:: Given instruction ::
Put the lines of the records into a JSON list of strings, one string per line with blank lines left out, going from the line with "shield-icon[interactable] <box>235 101" up to and including the line with "bang-icon[interactable] <box>200 101".
### Working data
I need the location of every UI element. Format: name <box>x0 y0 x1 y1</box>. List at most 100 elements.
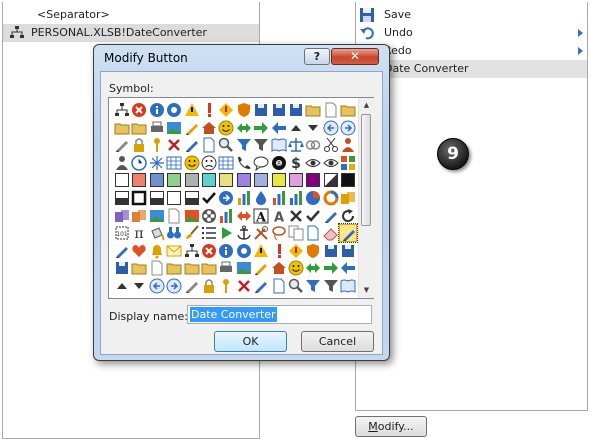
shield-icon[interactable] <box>235 101 253 119</box>
boxes-icon[interactable] <box>339 189 357 207</box>
ok-button[interactable]: OK <box>214 331 287 352</box>
key-icon[interactable] <box>217 277 235 295</box>
arrow-lc-icon[interactable] <box>322 119 340 137</box>
arrow-r-icon[interactable] <box>322 259 340 277</box>
scissors-icon[interactable] <box>322 136 340 154</box>
sq-icon[interactable] <box>252 171 270 189</box>
picture-icon[interactable] <box>235 259 253 277</box>
x-icon[interactable] <box>287 207 305 225</box>
bang-icon[interactable] <box>200 101 218 119</box>
page-icon[interactable] <box>200 136 218 154</box>
refresh-icon[interactable] <box>339 207 357 225</box>
bubble-icon[interactable] <box>252 154 270 172</box>
sq-icon[interactable] <box>130 171 148 189</box>
disk-icon[interactable] <box>252 101 270 119</box>
display-name-input[interactable]: Date Converter <box>187 305 372 324</box>
scroll-thumb[interactable] <box>361 114 371 226</box>
arrows-icon[interactable] <box>235 207 253 225</box>
scale-icon[interactable] <box>287 136 305 154</box>
copy-icon[interactable] <box>287 224 305 242</box>
bars-icon[interactable] <box>235 189 253 207</box>
filter-icon[interactable] <box>252 136 270 154</box>
chart-icon[interactable] <box>287 189 305 207</box>
filter-icon[interactable] <box>322 277 340 295</box>
printer-icon[interactable] <box>148 119 166 137</box>
pencil-icon[interactable] <box>183 277 201 295</box>
check-icon[interactable] <box>304 207 322 225</box>
arrow-lc-icon[interactable] <box>148 277 166 295</box>
book-icon[interactable] <box>339 277 357 295</box>
pen-icon[interactable] <box>113 242 131 260</box>
arrows-icon[interactable] <box>304 259 322 277</box>
anchor-icon[interactable] <box>235 224 253 242</box>
house-icon[interactable] <box>200 119 218 137</box>
page-icon[interactable] <box>304 224 322 242</box>
sq-icon[interactable] <box>148 171 166 189</box>
sq-h-icon[interactable] <box>148 189 166 207</box>
tree-icon[interactable] <box>113 101 131 119</box>
page-icon[interactable] <box>322 101 340 119</box>
sq-icon[interactable] <box>287 171 305 189</box>
dollar-icon[interactable]: $ <box>287 154 305 172</box>
circ-o-icon[interactable] <box>235 242 253 260</box>
pencil-icon[interactable] <box>252 259 270 277</box>
sq-icon[interactable] <box>113 171 131 189</box>
disks-icon[interactable] <box>287 101 305 119</box>
arrow-d-icon[interactable] <box>304 119 322 137</box>
donut-icon[interactable] <box>322 189 340 207</box>
circ-i-icon[interactable] <box>148 101 166 119</box>
person-icon[interactable] <box>113 154 131 172</box>
arrows-icon[interactable] <box>235 119 253 137</box>
close-button[interactable]: ✕ <box>331 48 379 65</box>
folder-icon[interactable] <box>165 259 183 277</box>
bell-icon[interactable] <box>148 242 166 260</box>
arrow-l-icon[interactable] <box>339 259 357 277</box>
symbol-grid[interactable]: 8 $ A A 101 π <box>113 101 359 297</box>
sq-icon[interactable] <box>270 171 288 189</box>
bang-icon[interactable] <box>270 242 288 260</box>
folder-icon[interactable] <box>200 259 218 277</box>
sq-icon[interactable] <box>235 171 253 189</box>
list-item-separator[interactable]: <Separator> <box>3 6 293 24</box>
diamond-icon[interactable] <box>217 101 235 119</box>
x-icon[interactable] <box>165 136 183 154</box>
disks-icon[interactable] <box>270 101 288 119</box>
bucket-icon[interactable] <box>148 224 166 242</box>
sq-d-icon[interactable] <box>322 171 340 189</box>
smile-icon[interactable] <box>287 259 305 277</box>
lasso-icon[interactable] <box>270 224 288 242</box>
arrow-u-icon[interactable] <box>113 277 131 295</box>
page-icon[interactable] <box>148 259 166 277</box>
tree-icon[interactable] <box>183 242 201 260</box>
book-icon[interactable] <box>270 136 288 154</box>
eye-icon[interactable] <box>322 154 340 172</box>
tri-icon[interactable] <box>183 101 201 119</box>
lock-icon[interactable] <box>130 136 148 154</box>
A-box-icon[interactable]: A <box>270 207 288 225</box>
tri-icon[interactable] <box>252 242 270 260</box>
folder-icon[interactable] <box>183 259 201 277</box>
modify-button[interactable]: Modify... <box>355 416 427 437</box>
x-icon[interactable] <box>235 277 253 295</box>
list-icon[interactable] <box>200 224 218 242</box>
list-item-redo[interactable]: Redo <box>356 42 587 60</box>
grid-icon[interactable] <box>217 154 235 172</box>
film-icon[interactable] <box>200 207 218 225</box>
sel-icon[interactable]: 101 <box>113 224 131 242</box>
sq-icon[interactable] <box>165 171 183 189</box>
sq-o-icon[interactable] <box>130 189 148 207</box>
brush-icon[interactable] <box>183 224 201 242</box>
chart-icon[interactable] <box>270 189 288 207</box>
chart-icon[interactable] <box>217 207 235 225</box>
list-item-undo[interactable]: Undo <box>356 24 587 42</box>
page-icon[interactable] <box>165 207 183 225</box>
pencil-icon[interactable] <box>183 136 201 154</box>
arrow-rc-icon[interactable] <box>165 277 183 295</box>
win-icon[interactable] <box>339 154 357 172</box>
symbol-picker[interactable]: 8 $ A A 101 π ▲ ▼ <box>108 97 374 299</box>
binoc-icon[interactable] <box>165 224 183 242</box>
drop-icon[interactable] <box>252 189 270 207</box>
sq-icon[interactable] <box>217 171 235 189</box>
lock-icon[interactable] <box>200 277 218 295</box>
tools-icon[interactable] <box>252 224 270 242</box>
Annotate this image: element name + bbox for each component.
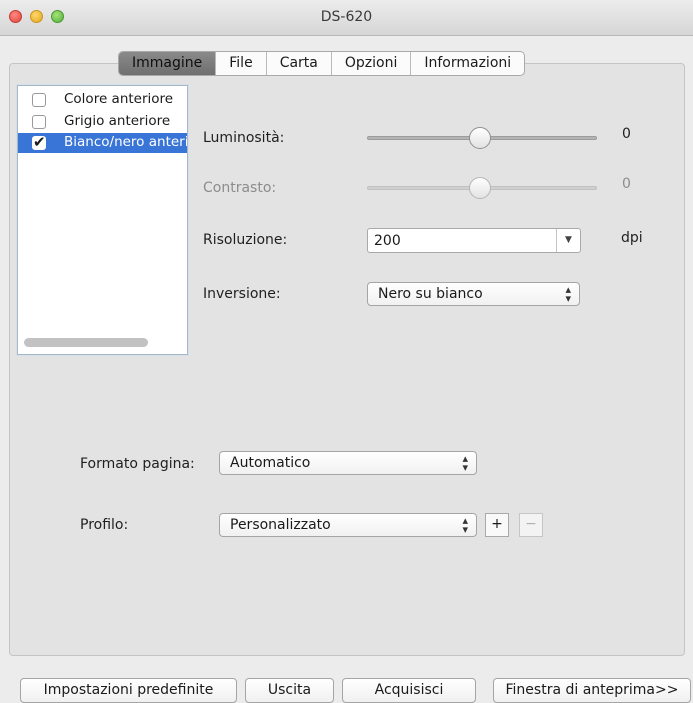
######
:: Result of the exercise ::
[
  "shield-icon[interactable] <box>235 101 253 119</box>",
  "boxes-icon[interactable] <box>339 189 357 207</box>",
  "ok-button[interactable]: OK <box>214 331 287 352</box>",
  "key-icon[interactable] <box>217 277 235 295</box>",
  "arrow-lc-icon[interactable] <box>322 119 340 137</box>",
  "arrow-r-icon[interactable] <box>322 259 340 277</box>",
  "scissors-icon[interactable] <box>322 136 340 154</box>",
  "sq-icon[interactable] <box>252 171 270 189</box>",
  "picture-icon[interactable] <box>235 259 253 277</box>",
  "x-icon[interactable] <box>287 207 305 225</box>",
  "bang-icon[interactable] <box>200 101 218 119</box>"
]